* **Records for this task**

----------------

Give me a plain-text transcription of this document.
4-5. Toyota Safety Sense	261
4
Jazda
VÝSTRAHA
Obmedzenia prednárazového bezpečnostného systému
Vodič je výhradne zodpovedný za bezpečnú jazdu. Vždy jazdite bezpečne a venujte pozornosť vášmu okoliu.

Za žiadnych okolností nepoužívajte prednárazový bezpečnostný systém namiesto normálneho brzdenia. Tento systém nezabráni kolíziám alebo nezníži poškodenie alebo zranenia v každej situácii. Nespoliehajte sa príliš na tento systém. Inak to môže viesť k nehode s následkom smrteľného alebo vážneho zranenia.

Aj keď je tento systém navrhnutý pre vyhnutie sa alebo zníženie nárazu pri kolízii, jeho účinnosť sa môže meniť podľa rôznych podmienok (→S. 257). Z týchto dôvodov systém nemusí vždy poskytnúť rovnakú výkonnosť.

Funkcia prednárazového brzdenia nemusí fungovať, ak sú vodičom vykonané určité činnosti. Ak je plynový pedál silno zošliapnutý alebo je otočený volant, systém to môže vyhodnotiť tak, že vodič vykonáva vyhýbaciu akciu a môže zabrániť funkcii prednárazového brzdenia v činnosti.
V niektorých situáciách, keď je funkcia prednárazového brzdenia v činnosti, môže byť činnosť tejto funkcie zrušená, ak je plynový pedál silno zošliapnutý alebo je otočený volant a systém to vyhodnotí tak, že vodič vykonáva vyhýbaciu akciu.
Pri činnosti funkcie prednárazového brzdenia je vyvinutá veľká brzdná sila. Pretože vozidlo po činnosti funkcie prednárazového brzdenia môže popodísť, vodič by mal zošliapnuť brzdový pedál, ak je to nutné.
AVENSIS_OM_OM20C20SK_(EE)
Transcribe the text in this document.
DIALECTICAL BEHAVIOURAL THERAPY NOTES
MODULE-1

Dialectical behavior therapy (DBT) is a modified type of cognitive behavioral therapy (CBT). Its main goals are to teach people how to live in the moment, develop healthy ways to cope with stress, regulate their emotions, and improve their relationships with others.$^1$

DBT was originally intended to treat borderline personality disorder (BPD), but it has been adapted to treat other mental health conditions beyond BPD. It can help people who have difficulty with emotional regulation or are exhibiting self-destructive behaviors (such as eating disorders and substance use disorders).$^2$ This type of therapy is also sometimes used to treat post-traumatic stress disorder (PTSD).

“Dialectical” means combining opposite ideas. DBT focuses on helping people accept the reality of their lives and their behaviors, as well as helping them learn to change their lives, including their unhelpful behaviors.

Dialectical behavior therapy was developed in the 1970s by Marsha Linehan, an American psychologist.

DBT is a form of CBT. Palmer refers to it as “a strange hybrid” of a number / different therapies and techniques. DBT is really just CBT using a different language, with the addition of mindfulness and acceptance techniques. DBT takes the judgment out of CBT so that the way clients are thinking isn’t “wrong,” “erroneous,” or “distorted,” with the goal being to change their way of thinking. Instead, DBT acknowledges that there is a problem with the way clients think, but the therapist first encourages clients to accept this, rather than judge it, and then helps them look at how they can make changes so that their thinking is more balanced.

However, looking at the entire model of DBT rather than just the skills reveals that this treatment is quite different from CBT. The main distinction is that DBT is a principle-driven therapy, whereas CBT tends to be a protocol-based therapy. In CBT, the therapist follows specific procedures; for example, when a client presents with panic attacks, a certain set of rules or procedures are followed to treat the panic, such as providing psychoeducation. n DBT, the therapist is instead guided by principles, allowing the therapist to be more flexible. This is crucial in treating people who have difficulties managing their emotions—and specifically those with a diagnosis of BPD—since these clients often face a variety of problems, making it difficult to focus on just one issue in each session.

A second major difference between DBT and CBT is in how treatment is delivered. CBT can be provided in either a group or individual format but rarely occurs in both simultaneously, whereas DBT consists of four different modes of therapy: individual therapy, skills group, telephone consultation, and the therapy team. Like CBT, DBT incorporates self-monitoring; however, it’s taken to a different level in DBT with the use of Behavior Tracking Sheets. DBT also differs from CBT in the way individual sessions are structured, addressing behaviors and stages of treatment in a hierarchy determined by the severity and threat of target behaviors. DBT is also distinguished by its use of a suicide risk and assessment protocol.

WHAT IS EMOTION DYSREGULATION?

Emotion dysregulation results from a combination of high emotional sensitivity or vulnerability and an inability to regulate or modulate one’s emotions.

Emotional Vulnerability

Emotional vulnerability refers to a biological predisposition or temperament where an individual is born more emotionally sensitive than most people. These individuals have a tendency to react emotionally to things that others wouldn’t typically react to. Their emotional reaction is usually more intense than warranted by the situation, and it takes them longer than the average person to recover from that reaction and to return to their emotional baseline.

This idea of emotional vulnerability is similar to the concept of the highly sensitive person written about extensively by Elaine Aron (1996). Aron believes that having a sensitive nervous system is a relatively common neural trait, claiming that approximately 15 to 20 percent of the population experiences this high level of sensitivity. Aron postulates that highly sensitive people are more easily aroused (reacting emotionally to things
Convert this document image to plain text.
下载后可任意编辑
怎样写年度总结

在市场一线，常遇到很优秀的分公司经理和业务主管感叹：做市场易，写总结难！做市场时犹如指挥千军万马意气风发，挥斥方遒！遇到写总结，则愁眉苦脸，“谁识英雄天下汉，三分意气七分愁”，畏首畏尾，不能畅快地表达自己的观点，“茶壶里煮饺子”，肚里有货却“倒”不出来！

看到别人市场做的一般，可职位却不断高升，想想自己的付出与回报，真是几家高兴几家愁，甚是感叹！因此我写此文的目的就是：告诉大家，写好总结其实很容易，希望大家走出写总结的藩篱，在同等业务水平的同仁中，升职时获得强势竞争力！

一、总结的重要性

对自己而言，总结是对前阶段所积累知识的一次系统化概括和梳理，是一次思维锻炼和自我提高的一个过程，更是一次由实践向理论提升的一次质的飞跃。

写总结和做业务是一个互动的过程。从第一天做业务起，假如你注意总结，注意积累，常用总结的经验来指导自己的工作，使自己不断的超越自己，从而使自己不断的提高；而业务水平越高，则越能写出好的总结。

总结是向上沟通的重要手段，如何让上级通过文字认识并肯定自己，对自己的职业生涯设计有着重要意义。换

----------------

* **What you have to do**
The required answer is a single number: the count of lines in the entries that hold the string "sensitivity".

* **Answer in full**
2